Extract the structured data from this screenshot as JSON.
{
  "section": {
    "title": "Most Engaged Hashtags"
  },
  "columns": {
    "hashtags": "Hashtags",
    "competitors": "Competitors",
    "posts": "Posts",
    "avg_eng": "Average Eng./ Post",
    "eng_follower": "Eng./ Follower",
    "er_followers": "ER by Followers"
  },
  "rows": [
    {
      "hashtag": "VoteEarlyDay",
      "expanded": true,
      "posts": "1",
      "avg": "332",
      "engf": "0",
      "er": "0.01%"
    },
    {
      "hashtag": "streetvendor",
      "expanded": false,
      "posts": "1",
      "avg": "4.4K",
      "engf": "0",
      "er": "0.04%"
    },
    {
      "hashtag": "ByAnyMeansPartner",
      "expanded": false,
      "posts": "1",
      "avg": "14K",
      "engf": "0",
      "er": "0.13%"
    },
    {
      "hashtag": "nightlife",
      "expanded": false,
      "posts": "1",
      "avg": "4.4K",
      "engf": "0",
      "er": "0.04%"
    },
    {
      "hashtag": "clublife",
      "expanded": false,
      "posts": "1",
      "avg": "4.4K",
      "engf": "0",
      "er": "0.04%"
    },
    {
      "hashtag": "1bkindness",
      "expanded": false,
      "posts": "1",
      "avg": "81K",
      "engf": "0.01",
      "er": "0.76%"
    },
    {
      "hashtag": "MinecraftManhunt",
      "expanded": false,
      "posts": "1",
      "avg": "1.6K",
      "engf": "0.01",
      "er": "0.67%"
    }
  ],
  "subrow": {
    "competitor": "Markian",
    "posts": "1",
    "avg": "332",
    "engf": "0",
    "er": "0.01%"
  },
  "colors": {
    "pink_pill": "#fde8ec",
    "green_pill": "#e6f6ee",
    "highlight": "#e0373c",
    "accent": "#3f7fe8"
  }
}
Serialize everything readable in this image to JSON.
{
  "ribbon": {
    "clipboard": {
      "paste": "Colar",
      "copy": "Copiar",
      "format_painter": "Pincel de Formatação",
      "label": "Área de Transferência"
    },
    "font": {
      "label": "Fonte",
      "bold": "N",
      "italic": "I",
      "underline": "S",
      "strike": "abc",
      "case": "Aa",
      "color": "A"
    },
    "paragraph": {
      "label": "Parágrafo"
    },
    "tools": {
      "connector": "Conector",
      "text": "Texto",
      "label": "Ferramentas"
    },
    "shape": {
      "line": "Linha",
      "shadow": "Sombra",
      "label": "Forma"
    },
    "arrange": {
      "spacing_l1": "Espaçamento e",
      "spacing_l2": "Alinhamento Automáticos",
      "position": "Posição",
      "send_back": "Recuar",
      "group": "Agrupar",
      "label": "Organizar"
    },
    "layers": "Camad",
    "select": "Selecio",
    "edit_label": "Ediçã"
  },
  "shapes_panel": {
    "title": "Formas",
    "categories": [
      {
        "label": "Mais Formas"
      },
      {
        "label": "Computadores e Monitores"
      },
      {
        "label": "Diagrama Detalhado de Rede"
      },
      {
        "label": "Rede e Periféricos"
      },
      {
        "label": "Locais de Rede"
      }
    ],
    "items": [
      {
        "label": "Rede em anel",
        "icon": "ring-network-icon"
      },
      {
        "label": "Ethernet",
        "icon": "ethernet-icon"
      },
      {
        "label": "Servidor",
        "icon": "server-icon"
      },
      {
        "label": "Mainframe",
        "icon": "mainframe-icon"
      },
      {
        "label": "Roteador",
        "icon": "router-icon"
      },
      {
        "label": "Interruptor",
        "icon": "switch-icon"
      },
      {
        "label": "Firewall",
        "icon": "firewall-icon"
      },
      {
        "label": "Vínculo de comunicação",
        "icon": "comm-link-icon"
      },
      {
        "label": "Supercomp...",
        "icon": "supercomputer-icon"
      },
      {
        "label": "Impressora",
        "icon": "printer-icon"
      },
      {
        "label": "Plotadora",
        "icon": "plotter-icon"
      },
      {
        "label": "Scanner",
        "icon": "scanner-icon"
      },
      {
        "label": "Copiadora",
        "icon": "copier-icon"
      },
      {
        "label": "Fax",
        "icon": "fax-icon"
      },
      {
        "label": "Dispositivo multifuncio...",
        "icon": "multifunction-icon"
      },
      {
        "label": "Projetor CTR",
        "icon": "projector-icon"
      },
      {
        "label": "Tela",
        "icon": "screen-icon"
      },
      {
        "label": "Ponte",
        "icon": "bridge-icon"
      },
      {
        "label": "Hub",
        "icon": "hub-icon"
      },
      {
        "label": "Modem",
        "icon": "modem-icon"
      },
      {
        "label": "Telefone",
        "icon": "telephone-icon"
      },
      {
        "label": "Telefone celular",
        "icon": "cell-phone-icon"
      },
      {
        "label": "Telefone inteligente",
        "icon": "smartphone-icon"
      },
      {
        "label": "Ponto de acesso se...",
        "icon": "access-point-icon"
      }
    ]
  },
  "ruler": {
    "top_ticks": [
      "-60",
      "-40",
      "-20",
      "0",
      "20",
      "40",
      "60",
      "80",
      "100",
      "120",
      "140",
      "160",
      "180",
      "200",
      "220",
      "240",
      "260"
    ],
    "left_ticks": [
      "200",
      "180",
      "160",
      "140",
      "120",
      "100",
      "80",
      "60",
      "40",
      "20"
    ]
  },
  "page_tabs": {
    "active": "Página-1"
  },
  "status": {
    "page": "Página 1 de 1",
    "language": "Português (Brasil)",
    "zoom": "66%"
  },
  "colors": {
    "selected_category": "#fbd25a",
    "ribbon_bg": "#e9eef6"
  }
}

=== Task prompt ===
Review the preceding data and report every line that includes the string "Rede".

=== Answer for the task ===
        "label": "Diagrama Detalhado de Rede"
        "label": "Rede e Periféricos"
        "label": "Locais de Rede"
        "label": "Rede em anel",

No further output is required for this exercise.